▶ _RECORDS TO PROCESS_
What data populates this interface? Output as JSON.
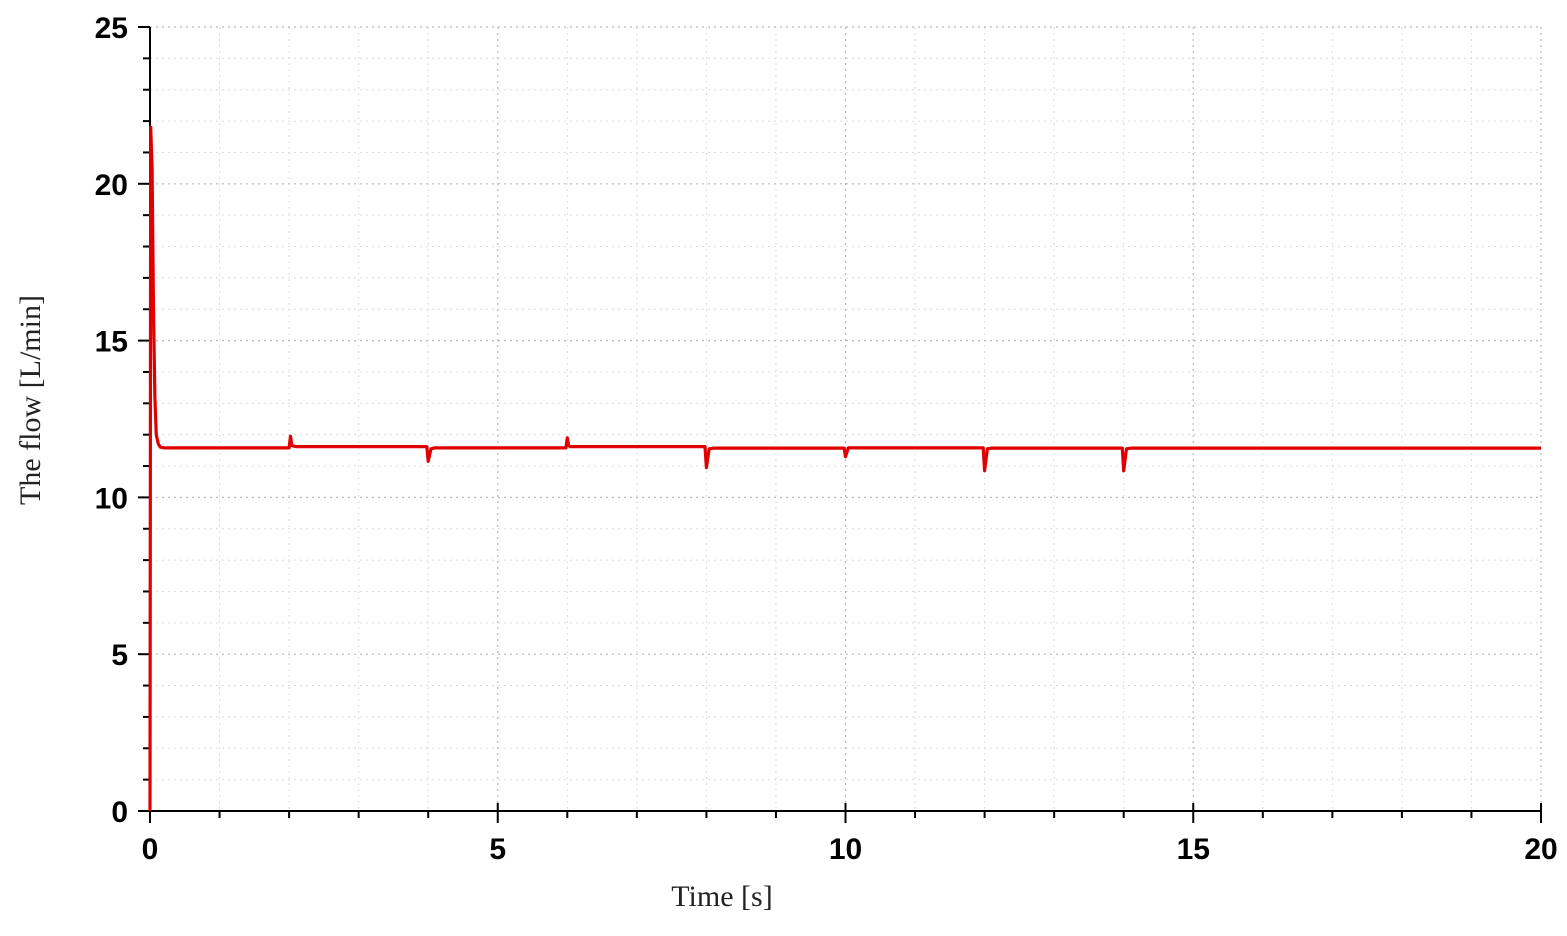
{
  "chart_data": {
    "type": "line",
    "title": "",
    "xlabel": "Time [s]",
    "ylabel": "The flow  [L/min]",
    "xlim": [
      0,
      20
    ],
    "ylim": [
      0,
      25
    ],
    "x_major_ticks": [
      0,
      5,
      10,
      15,
      20
    ],
    "y_major_ticks": [
      0,
      5,
      10,
      15,
      20,
      25
    ],
    "x_minor_step": 1,
    "y_minor_step": 1,
    "grid": true,
    "legend": "none",
    "series": [
      {
        "color": "#e00000",
        "x": [
          0,
          0.01,
          0.03,
          0.05,
          0.07,
          0.09,
          0.12,
          0.15,
          0.2,
          2.0,
          2.02,
          2.04,
          2.1,
          3.98,
          4.0,
          4.04,
          4.1,
          5.98,
          6.0,
          6.02,
          6.04,
          6.1,
          7.98,
          8.0,
          8.04,
          8.1,
          9.98,
          10.0,
          10.04,
          10.1,
          11.98,
          12.0,
          12.04,
          12.1,
          13.98,
          14.0,
          14.04,
          14.1,
          20.0
        ],
        "y": [
          0,
          21.8,
          20.5,
          16.0,
          13.2,
          12.0,
          11.7,
          11.6,
          11.58,
          11.58,
          11.95,
          11.65,
          11.62,
          11.62,
          11.15,
          11.55,
          11.58,
          11.58,
          11.9,
          11.65,
          11.62,
          11.62,
          11.62,
          10.95,
          11.55,
          11.57,
          11.57,
          11.3,
          11.58,
          11.58,
          11.58,
          10.85,
          11.55,
          11.57,
          11.57,
          10.85,
          11.55,
          11.57,
          11.57
        ]
      }
    ]
  }
}
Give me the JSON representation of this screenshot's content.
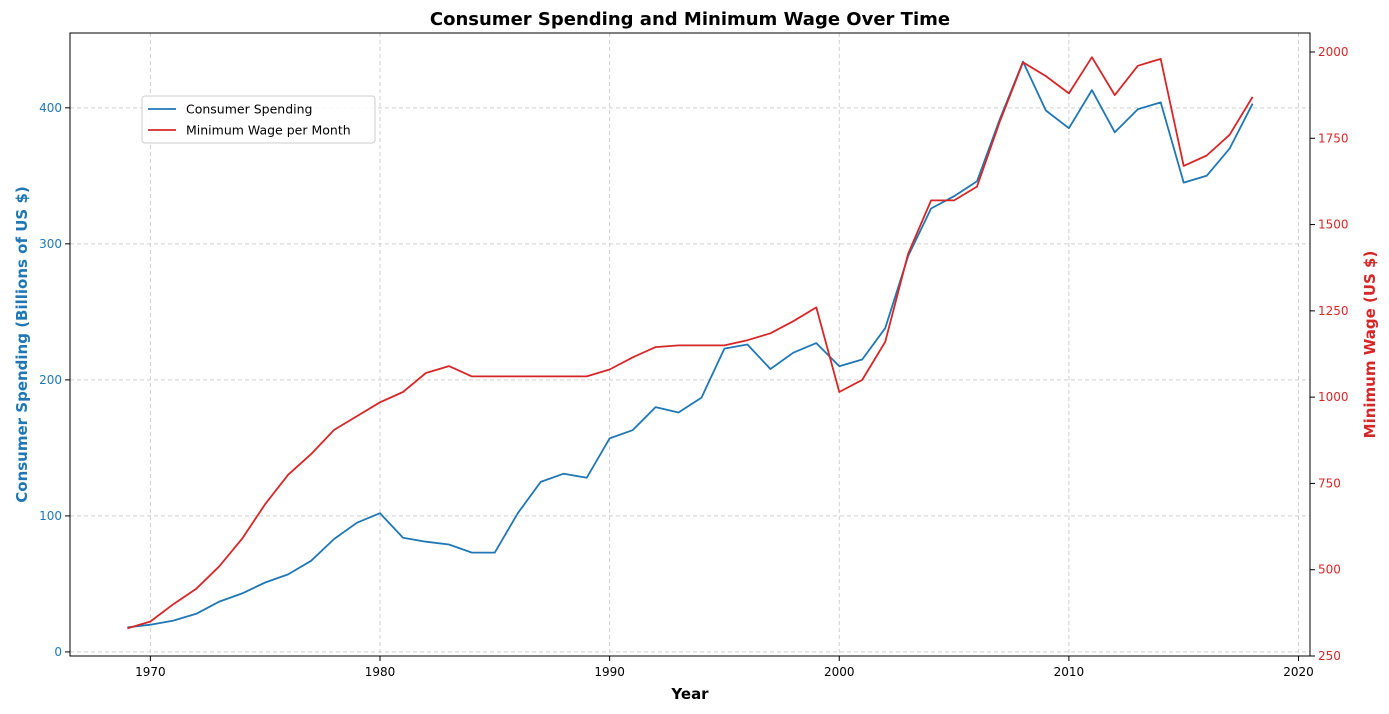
{
  "chart_data": {
    "type": "line",
    "title": "Consumer Spending and Minimum Wage Over Time",
    "xlabel": "Year",
    "ylabel_left": "Consumer Spending (Billions of US $)",
    "ylabel_right": "Minimum Wage (US $)",
    "xlim": [
      1966.5,
      2020.5
    ],
    "ylim_left": [
      -3,
      455
    ],
    "ylim_right": [
      250,
      2055
    ],
    "x_ticks": [
      1970,
      1980,
      1990,
      2000,
      2010,
      2020
    ],
    "y_ticks_left": [
      0,
      100,
      200,
      300,
      400
    ],
    "y_ticks_right": [
      250,
      500,
      750,
      1000,
      1250,
      1500,
      1750,
      2000
    ],
    "grid": true,
    "legend_position": "upper-left",
    "x": [
      1969,
      1970,
      1971,
      1972,
      1973,
      1974,
      1975,
      1976,
      1977,
      1978,
      1979,
      1980,
      1981,
      1982,
      1983,
      1984,
      1985,
      1986,
      1987,
      1988,
      1989,
      1990,
      1991,
      1992,
      1993,
      1994,
      1995,
      1996,
      1997,
      1998,
      1999,
      2000,
      2001,
      2002,
      2003,
      2004,
      2005,
      2006,
      2007,
      2008,
      2009,
      2010,
      2011,
      2012,
      2013,
      2014,
      2015,
      2016,
      2017,
      2018
    ],
    "series": [
      {
        "name": "Consumer Spending",
        "axis": "left",
        "color": "#1f77b4",
        "values": [
          18,
          20,
          23,
          28,
          37,
          43,
          51,
          57,
          67,
          83,
          95,
          102,
          84,
          81,
          79,
          73,
          73,
          102,
          125,
          131,
          128,
          157,
          163,
          180,
          176,
          187,
          223,
          226,
          208,
          220,
          227,
          210,
          215,
          238,
          291,
          326,
          335,
          346,
          392,
          434,
          398,
          385,
          413,
          382,
          399,
          404,
          345,
          350,
          370,
          403
        ]
      },
      {
        "name": "Minimum Wage per Month",
        "axis": "right",
        "color": "#d62728",
        "values": [
          330,
          350,
          400,
          445,
          510,
          590,
          690,
          775,
          835,
          905,
          945,
          985,
          1015,
          1070,
          1090,
          1060,
          1060,
          1060,
          1060,
          1060,
          1060,
          1080,
          1115,
          1145,
          1150,
          1150,
          1150,
          1165,
          1185,
          1220,
          1260,
          1015,
          1050,
          1160,
          1415,
          1570,
          1570,
          1610,
          1800,
          1970,
          1930,
          1880,
          1985,
          1875,
          1960,
          1980,
          1670,
          1700,
          1760,
          1870
        ]
      }
    ]
  }
}
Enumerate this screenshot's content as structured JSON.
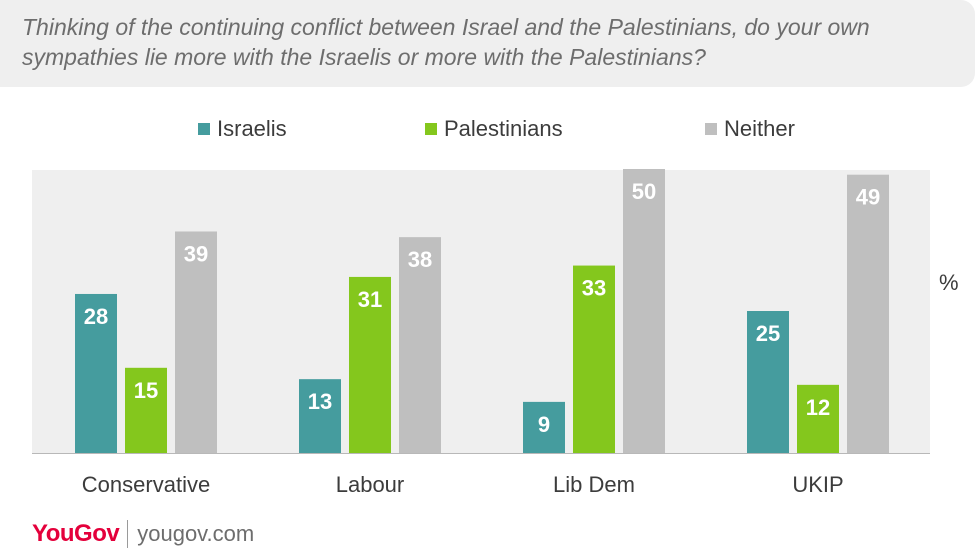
{
  "title": "Thinking of the continuing conflict between Israel and the Palestinians, do your own sympathies lie more with the Israelis or more with the Palestinians?",
  "unit_label": "%",
  "brand": {
    "logo": "YouGov",
    "url": "yougov.com"
  },
  "colors": {
    "Israelis": "#459c9e",
    "Palestinians": "#84c71d",
    "Neither": "#bfbfbf"
  },
  "chart_data": {
    "type": "bar",
    "title": "Thinking of the continuing conflict between Israel and the Palestinians, do your own sympathies lie more with the Israelis or more with the Palestinians?",
    "categories": [
      "Conservative",
      "Labour",
      "Lib Dem",
      "UKIP"
    ],
    "series": [
      {
        "name": "Israelis",
        "values": [
          28,
          13,
          9,
          25
        ]
      },
      {
        "name": "Palestinians",
        "values": [
          15,
          31,
          33,
          12
        ]
      },
      {
        "name": "Neither",
        "values": [
          39,
          38,
          50,
          49
        ]
      }
    ],
    "ylabel": "%",
    "ylim": [
      0,
      52
    ],
    "legend_position": "top",
    "grid": false
  }
}
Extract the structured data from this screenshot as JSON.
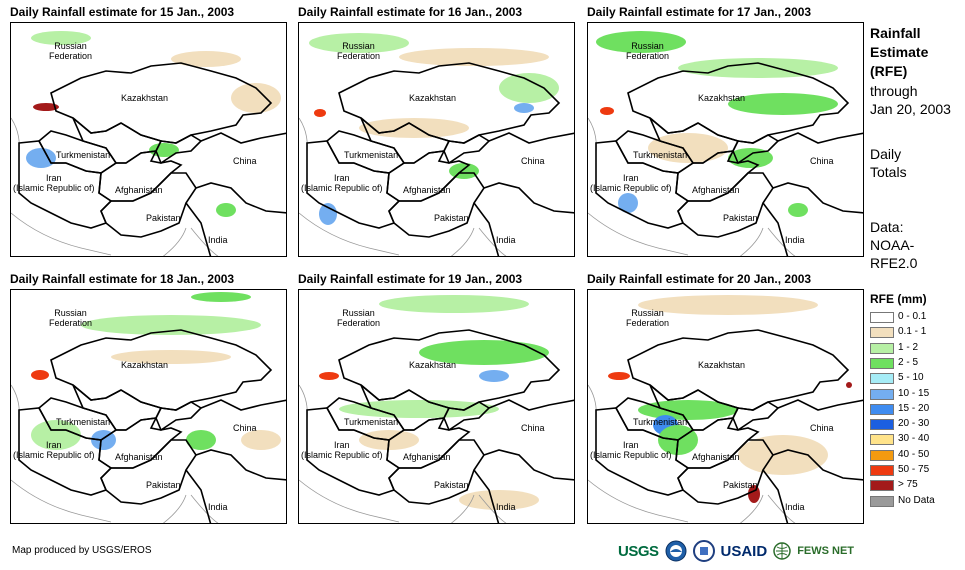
{
  "panels": [
    {
      "title": "Daily Rainfall estimate for 15 Jan., 2003",
      "day": 15
    },
    {
      "title": "Daily Rainfall estimate for 16 Jan., 2003",
      "day": 16
    },
    {
      "title": "Daily Rainfall estimate for 17 Jan., 2003",
      "day": 17
    },
    {
      "title": "Daily Rainfall estimate for 18 Jan., 2003",
      "day": 18
    },
    {
      "title": "Daily Rainfall estimate for 19 Jan., 2003",
      "day": 19
    },
    {
      "title": "Daily Rainfall estimate for 20 Jan., 2003",
      "day": 20
    }
  ],
  "map_labels": {
    "russia": "Russian\nFederation",
    "kazakhstan": "Kazakhstan",
    "turkmenistan": "Turkmenistan",
    "iran": "Iran\n(Islamic Republic of)",
    "afghanistan": "Afghanistan",
    "pakistan": "Pakistan",
    "india": "India",
    "china": "China"
  },
  "sidebar": {
    "title": "Rainfall\nEstimate\n(RFE)",
    "through": "through\nJan 20, 2003",
    "daily": "Daily\nTotals",
    "data_source": "Data:\nNOAA-\nRFE2.0"
  },
  "legend": {
    "title": "RFE (mm)",
    "items": [
      {
        "label": "0 - 0.1",
        "color": "#ffffff"
      },
      {
        "label": "0.1 - 1",
        "color": "#f2dfbe"
      },
      {
        "label": "1 - 2",
        "color": "#b7f0a5"
      },
      {
        "label": "2 - 5",
        "color": "#6fe060"
      },
      {
        "label": "5 - 10",
        "color": "#a6ecf6"
      },
      {
        "label": "10 - 15",
        "color": "#74aef0"
      },
      {
        "label": "15 - 20",
        "color": "#3f8cf0"
      },
      {
        "label": "20 - 30",
        "color": "#1c5fe0"
      },
      {
        "label": "30 - 40",
        "color": "#ffe38a"
      },
      {
        "label": "40 - 50",
        "color": "#f39a10"
      },
      {
        "label": "50 - 75",
        "color": "#ee3a10"
      },
      {
        "label": "> 75",
        "color": "#a31a1a"
      },
      {
        "label": "No Data",
        "color": "#9a9a9a"
      }
    ]
  },
  "credit": "Map produced by USGS/EROS",
  "logos": [
    "USGS",
    "NOAA",
    "USAID",
    "FEWS NET"
  ],
  "logo_colors": {
    "usgs": "#006b3f",
    "usaid": "#002a6c",
    "fews": "#2a6c2a"
  }
}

▶ _REQUIREMENT_
Report how many lines in the listing include the word "Spending". Give nothing but the count.

▶ _EXERCISE ANSWER_
3